** BEGIN Extracted entries **
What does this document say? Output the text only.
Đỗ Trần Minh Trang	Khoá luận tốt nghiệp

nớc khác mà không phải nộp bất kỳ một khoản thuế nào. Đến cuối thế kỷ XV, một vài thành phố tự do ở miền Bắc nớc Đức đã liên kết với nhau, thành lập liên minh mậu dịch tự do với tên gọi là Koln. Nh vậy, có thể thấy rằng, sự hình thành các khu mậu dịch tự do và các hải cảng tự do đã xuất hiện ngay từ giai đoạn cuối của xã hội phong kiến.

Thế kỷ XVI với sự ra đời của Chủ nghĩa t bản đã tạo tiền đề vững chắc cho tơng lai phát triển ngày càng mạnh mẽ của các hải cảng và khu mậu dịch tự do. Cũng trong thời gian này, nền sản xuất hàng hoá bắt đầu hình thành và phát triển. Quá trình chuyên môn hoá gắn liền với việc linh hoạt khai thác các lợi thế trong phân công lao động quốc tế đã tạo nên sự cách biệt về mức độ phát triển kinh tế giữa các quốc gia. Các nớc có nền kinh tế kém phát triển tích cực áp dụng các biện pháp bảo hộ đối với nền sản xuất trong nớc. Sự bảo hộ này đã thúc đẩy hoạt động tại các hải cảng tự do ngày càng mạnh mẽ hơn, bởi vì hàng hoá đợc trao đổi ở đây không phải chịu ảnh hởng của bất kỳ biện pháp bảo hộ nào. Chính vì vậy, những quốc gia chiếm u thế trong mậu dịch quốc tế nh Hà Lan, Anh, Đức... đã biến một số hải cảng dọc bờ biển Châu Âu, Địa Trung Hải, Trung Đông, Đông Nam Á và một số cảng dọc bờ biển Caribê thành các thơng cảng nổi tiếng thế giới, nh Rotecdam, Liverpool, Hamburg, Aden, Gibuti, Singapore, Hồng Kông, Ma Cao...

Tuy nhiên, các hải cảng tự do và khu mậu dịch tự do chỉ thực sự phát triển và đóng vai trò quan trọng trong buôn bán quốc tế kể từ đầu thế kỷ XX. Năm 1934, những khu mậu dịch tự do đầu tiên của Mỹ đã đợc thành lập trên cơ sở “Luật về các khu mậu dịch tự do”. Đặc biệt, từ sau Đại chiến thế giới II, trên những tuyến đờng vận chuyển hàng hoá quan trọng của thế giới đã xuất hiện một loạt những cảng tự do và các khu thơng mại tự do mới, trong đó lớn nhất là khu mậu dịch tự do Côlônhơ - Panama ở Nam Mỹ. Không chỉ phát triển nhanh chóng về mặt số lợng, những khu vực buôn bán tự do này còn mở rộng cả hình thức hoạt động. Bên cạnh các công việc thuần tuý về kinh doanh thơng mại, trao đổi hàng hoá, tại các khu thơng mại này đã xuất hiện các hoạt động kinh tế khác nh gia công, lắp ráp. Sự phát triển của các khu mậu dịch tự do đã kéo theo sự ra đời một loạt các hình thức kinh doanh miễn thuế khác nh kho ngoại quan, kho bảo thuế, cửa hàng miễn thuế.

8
** END Extracted entries **
#### Problem to work on:
Give back all the data exactly as written.

#### The output:
What does this document say? Output the text only.
Đỗ Trần Minh Trang	Khoá luận tốt nghiệp

nớc khác mà không phải nộp bất kỳ một khoản thuế nào. Đến cuối thế kỷ XV, một vài thành phố tự do ở miền Bắc nớc Đức đã liên kết với nhau, thành lập liên minh mậu dịch tự do với tên gọi là Koln. Nh vậy, có thể thấy rằng, sự hình thành các khu mậu dịch tự do và các hải cảng tự do đã xuất hiện ngay từ giai đoạn cuối của xã hội phong kiến.

Thế kỷ XVI với sự ra đời của Chủ nghĩa t bản đã tạo tiền đề vững chắc cho tơng lai phát triển ngày càng mạnh mẽ của các hải cảng và khu mậu dịch tự do. Cũng trong thời gian này, nền sản xuất hàng hoá bắt đầu hình thành và phát triển. Quá trình chuyên môn hoá gắn liền với việc linh hoạt khai thác các lợi thế trong phân công lao động quốc tế đã tạo nên sự cách biệt về mức độ phát triển kinh tế giữa các quốc gia. Các nớc có nền kinh tế kém phát triển tích cực áp dụng các biện pháp bảo hộ đối với nền sản xuất trong nớc. Sự bảo hộ này đã thúc đẩy hoạt động tại các hải cảng tự do ngày càng mạnh mẽ hơn, bởi vì hàng hoá đợc trao đổi ở đây không phải chịu ảnh hởng của bất kỳ biện pháp bảo hộ nào. Chính vì vậy, những quốc gia chiếm u thế trong mậu dịch quốc tế nh Hà Lan, Anh, Đức... đã biến một số hải cảng dọc bờ biển Châu Âu, Địa Trung Hải, Trung Đông, Đông Nam Á và một số cảng dọc bờ biển Caribê thành các thơng cảng nổi tiếng thế giới, nh Rotecdam, Liverpool, Hamburg, Aden, Gibuti, Singapore, Hồng Kông, Ma Cao...

Tuy nhiên, các hải cảng tự do và khu mậu dịch tự do chỉ thực sự phát triển và đóng vai trò quan trọng trong buôn bán quốc tế kể từ đầu thế kỷ XX. Năm 1934, những khu mậu dịch tự do đầu tiên của Mỹ đã đợc thành lập trên cơ sở “Luật về các khu mậu dịch tự do”. Đặc biệt, từ sau Đại chiến thế giới II, trên những tuyến đờng vận chuyển hàng hoá quan trọng của thế giới đã xuất hiện một loạt những cảng tự do và các khu thơng mại tự do mới, trong đó lớn nhất là khu mậu dịch tự do Côlônhơ - Panama ở Nam Mỹ. Không chỉ phát triển nhanh chóng về mặt số lợng, những khu vực buôn bán tự do này còn mở rộng cả hình thức hoạt động. Bên cạnh các công việc thuần tuý về kinh doanh thơng mại, trao đổi hàng hoá, tại các khu thơng mại này đã xuất hiện các hoạt động kinh tế khác nh gia công, lắp ráp. Sự phát triển của các khu mậu dịch tự do đã kéo theo sự ra đời một loạt các hình thức kinh doanh miễn thuế khác nh kho ngoại quan, kho bảo thuế, cửa hàng miễn thuế.

8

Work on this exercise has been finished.